▸ Data provided
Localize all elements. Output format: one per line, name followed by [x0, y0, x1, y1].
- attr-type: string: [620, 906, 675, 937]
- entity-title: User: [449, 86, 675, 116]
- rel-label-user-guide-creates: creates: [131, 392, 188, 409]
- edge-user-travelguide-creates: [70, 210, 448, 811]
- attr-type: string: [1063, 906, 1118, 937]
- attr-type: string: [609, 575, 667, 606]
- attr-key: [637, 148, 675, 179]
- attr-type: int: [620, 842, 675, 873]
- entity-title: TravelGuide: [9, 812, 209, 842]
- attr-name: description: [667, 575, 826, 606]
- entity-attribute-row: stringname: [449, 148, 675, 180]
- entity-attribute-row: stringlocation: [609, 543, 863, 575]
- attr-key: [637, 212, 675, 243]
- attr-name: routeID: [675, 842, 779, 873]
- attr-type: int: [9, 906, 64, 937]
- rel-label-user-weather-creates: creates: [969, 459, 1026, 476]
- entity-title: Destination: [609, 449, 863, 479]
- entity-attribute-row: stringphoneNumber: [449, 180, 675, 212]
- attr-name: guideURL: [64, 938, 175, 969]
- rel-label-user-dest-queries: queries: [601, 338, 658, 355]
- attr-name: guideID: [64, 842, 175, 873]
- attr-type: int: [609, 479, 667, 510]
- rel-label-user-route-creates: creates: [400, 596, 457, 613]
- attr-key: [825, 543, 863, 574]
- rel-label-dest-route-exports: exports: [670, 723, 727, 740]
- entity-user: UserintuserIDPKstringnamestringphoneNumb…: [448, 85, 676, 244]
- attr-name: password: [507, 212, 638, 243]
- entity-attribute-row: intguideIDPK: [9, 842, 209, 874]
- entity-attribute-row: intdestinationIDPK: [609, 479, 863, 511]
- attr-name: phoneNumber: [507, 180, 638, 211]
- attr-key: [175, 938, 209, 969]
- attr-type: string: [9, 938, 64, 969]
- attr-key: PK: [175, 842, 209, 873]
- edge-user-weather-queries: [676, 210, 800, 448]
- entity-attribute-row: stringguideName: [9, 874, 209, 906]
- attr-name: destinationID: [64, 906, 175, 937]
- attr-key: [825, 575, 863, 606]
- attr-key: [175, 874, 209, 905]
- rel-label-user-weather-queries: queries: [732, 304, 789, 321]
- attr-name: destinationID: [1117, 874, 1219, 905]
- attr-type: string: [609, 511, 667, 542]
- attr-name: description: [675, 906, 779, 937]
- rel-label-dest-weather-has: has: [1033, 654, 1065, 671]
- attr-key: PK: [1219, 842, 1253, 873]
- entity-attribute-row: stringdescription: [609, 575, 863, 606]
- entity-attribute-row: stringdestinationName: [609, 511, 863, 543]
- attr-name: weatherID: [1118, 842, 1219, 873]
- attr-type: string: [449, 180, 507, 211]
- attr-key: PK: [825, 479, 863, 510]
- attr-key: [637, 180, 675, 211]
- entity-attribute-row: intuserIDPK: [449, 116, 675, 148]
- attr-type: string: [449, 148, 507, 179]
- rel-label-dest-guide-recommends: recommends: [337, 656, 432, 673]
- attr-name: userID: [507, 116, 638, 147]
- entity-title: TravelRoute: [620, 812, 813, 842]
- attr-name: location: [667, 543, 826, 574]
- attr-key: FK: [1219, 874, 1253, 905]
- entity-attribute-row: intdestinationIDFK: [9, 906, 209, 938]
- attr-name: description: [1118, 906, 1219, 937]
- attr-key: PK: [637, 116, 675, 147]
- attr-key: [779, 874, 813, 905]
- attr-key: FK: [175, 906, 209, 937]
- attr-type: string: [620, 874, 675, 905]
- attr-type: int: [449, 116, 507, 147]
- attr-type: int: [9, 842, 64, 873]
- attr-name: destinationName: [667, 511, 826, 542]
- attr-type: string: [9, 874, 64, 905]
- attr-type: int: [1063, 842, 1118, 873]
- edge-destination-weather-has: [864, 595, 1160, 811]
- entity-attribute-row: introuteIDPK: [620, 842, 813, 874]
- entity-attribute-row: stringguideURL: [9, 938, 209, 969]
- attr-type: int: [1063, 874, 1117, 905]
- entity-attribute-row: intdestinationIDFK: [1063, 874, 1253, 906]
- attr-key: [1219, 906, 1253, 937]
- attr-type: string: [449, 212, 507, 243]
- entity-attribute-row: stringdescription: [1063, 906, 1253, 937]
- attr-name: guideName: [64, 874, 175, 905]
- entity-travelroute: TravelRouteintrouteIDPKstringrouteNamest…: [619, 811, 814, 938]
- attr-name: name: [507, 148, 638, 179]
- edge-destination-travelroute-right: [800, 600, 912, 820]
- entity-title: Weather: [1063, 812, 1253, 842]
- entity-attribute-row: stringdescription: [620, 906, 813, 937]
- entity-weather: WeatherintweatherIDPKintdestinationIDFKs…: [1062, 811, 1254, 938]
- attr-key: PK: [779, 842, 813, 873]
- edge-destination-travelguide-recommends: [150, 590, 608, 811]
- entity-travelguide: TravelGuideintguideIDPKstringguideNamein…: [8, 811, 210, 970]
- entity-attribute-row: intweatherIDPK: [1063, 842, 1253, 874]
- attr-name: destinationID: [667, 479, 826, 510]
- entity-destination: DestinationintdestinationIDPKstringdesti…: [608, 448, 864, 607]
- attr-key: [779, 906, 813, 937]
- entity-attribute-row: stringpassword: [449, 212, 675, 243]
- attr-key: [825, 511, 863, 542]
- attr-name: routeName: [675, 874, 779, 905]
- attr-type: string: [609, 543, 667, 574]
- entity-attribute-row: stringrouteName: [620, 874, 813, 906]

▸ Exercise requirements
Please rename "queries" to "searches" in the stretch of the material from its start through the line containing "511, 863, 543]", and give back only that stretch with everything else unchanged.

▸ Result
Localize all elements. Output format: one per line, name followed by [x0, y0, x1, y1].
- attr-type: string: [620, 906, 675, 937]
- entity-title: User: [449, 86, 675, 116]
- rel-label-user-guide-creates: creates: [131, 392, 188, 409]
- edge-user-travelguide-creates: [70, 210, 448, 811]
- attr-type: string: [1063, 906, 1118, 937]
- attr-type: string: [609, 575, 667, 606]
- attr-key: [637, 148, 675, 179]
- attr-type: int: [620, 842, 675, 873]
- entity-title: TravelGuide: [9, 812, 209, 842]
- attr-name: description: [667, 575, 826, 606]
- entity-attribute-row: stringname: [449, 148, 675, 180]
- entity-attribute-row: stringlocation: [609, 543, 863, 575]
- attr-key: [637, 212, 675, 243]
- attr-name: routeID: [675, 842, 779, 873]
- attr-type: int: [9, 906, 64, 937]
- rel-label-user-weather-creates: creates: [969, 459, 1026, 476]
- entity-title: Destination: [609, 449, 863, 479]
- entity-attribute-row: stringphoneNumber: [449, 180, 675, 212]
- attr-name: guideURL: [64, 938, 175, 969]
- rel-label-user-dest-searches: searches: [601, 338, 658, 355]
- attr-name: guideID: [64, 842, 175, 873]
- attr-type: int: [609, 479, 667, 510]
- rel-label-user-route-creates: creates: [400, 596, 457, 613]
- attr-key: [825, 543, 863, 574]
- rel-label-dest-route-exports: exports: [670, 723, 727, 740]
- entity-user: UserintuserIDPKstringnamestringphoneNumb…: [448, 85, 676, 244]
- attr-name: password: [507, 212, 638, 243]
- entity-attribute-row: intguideIDPK: [9, 842, 209, 874]
- entity-attribute-row: intdestinationIDPK: [609, 479, 863, 511]
- attr-name: phoneNumber: [507, 180, 638, 211]
- attr-key: [175, 938, 209, 969]
- attr-type: string: [9, 938, 64, 969]
- attr-key: PK: [175, 842, 209, 873]
- edge-user-weather-searches: [676, 210, 800, 448]
- entity-attribute-row: stringguideName: [9, 874, 209, 906]
- attr-name: destinationID: [64, 906, 175, 937]
- attr-key: [825, 575, 863, 606]
- attr-key: [175, 874, 209, 905]
- rel-label-user-weather-searches: searches: [732, 304, 789, 321]
- attr-name: destinationID: [1117, 874, 1219, 905]
- attr-type: string: [609, 511, 667, 542]
- attr-name: description: [675, 906, 779, 937]
- rel-label-dest-weather-has: has: [1033, 654, 1065, 671]
- attr-key: PK: [1219, 842, 1253, 873]
- entity-attribute-row: stringdescription: [609, 575, 863, 606]
- entity-attribute-row: stringdestinationName: [609, 511, 863, 543]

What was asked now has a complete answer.